One of the things I hope to discover is whether I am really "poly" or not. I hope that reading various sites, blogs, and forum posts (as well as talking to polyamorous folks in a local meetup group) will help me determine if I really need or want to pursue polyamory. I have always tended to develop crushes while in committed relationships (not purely just an attraction), and I wonder what this means, if anything. I have never cheated in a relationship except for what you might call "emotional cheating," but I don't want to be deceitful. So I am trying to understand myself, my needs, and considering the possibility that maybe a polyamorous lifestyle would be a better fit for me.
You sound a lot like me. In my case, my marriage ended after two years of trying very hard to bridge the gap, and a third of negotiating the divorce itself. Once I had disclosed what I had been feeling, there was no going back.

In your case, although of course divorce is painful as hell, you have less at stake given that you have no children. I don't have a pat answer for you, although I will suggest in the strongest possible terms that you figure this out before you have any!

If you can find a poly-friendly therapist, that will be an enormous help to you in clarifying to you if you're "really poly" vs. having crushes and being curious. If you can persuade your husband to go to some sessions with you, and to allow you the room to explore it (and possibly fail at it), that's the ideal solution, but right now, he's probably rather fearful that he'd lose you, which is likely why he is so reluctant.

Most of us marry because we believe the illusion of permanence that it appears to offer. It isn't there, really, but some are EXTREMELY reluctant to accept that nothing in life is permanent, including love and relationships. Marriage, unfortunately, makes it much, much more difficult to part company.

- Dataset entries
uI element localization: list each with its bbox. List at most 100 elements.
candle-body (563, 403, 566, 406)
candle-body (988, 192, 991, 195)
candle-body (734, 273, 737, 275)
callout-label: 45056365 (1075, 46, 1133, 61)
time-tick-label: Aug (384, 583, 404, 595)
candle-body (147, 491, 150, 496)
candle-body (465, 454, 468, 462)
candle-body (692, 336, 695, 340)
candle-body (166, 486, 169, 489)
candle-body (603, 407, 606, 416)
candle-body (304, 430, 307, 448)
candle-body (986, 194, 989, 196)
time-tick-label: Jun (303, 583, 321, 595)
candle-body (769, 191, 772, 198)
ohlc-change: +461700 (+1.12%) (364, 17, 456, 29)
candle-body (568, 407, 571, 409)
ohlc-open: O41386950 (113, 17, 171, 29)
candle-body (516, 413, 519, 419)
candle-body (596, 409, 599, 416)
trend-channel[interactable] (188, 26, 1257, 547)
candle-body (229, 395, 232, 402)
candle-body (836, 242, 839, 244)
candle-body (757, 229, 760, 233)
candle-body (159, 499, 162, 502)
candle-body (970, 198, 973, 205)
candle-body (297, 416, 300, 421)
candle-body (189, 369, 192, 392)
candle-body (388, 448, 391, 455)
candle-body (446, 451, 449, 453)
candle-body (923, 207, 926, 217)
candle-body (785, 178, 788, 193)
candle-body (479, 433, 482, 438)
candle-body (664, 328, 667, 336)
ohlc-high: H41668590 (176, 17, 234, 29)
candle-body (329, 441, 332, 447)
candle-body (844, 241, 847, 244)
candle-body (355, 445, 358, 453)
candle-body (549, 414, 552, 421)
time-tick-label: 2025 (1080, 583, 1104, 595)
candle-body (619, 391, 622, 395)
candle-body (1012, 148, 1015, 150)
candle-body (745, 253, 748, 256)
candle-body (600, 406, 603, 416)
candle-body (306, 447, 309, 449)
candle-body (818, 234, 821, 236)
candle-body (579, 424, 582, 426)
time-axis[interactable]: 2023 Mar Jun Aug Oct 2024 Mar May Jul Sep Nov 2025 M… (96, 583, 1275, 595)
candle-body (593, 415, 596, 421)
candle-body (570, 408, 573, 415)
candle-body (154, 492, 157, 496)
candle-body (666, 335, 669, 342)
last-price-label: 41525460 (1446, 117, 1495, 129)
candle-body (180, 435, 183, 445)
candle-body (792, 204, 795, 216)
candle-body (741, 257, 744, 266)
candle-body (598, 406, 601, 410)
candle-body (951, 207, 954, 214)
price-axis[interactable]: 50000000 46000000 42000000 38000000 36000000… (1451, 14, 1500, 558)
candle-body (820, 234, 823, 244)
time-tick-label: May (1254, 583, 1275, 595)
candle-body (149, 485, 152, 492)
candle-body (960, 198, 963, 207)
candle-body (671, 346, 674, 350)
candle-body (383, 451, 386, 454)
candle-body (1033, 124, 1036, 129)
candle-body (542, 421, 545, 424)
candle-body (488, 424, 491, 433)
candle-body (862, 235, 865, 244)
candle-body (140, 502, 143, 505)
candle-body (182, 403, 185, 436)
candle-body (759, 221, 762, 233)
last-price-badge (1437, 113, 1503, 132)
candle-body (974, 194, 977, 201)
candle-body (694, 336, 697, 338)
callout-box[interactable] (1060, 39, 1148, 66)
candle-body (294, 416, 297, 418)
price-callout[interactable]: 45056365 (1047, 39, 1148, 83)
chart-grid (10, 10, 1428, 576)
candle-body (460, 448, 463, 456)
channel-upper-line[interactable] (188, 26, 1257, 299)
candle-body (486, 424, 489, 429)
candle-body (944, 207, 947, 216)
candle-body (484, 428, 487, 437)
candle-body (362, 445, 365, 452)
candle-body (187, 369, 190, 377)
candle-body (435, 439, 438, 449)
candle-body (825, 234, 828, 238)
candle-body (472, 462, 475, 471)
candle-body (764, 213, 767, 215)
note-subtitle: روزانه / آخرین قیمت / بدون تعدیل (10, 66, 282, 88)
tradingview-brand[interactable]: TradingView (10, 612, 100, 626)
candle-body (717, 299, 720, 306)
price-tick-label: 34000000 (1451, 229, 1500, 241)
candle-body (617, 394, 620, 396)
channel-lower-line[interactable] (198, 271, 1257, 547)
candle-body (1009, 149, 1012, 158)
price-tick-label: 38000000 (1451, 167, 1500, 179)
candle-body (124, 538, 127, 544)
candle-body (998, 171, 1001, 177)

- Activity list
(a) Using the passage on polyamory, answer each question in a line of its own:
(i) What kind of local group does the first writer mention for talking to polyamorous folks?
(ii) How many years did the reply's author spend trying to bridge the gap before the marriage ended?
(iii) What kind of therapist does the reply suggest finding?
(b) From the passage on polyamory, copy the words from "You sound a" up to and including "you have any!", with no changes.

- Your responses
(a)
(i) A local meetup group.
(ii) Two years.
(iii) A poly-friendly therapist.

(b)
You sound a lot like me. In my case, my marriage ended after two years of trying very hard to bridge the gap, and a third of negotiating the divorce itself. Once I had disclosed what I had been feeling, there was no going back.

In your case, although of course divorce is painful as hell, you have less at stake given that you have no children. I don't have a pat answer for you, although I will suggest in the strongest possible terms that you figure this out before you have any!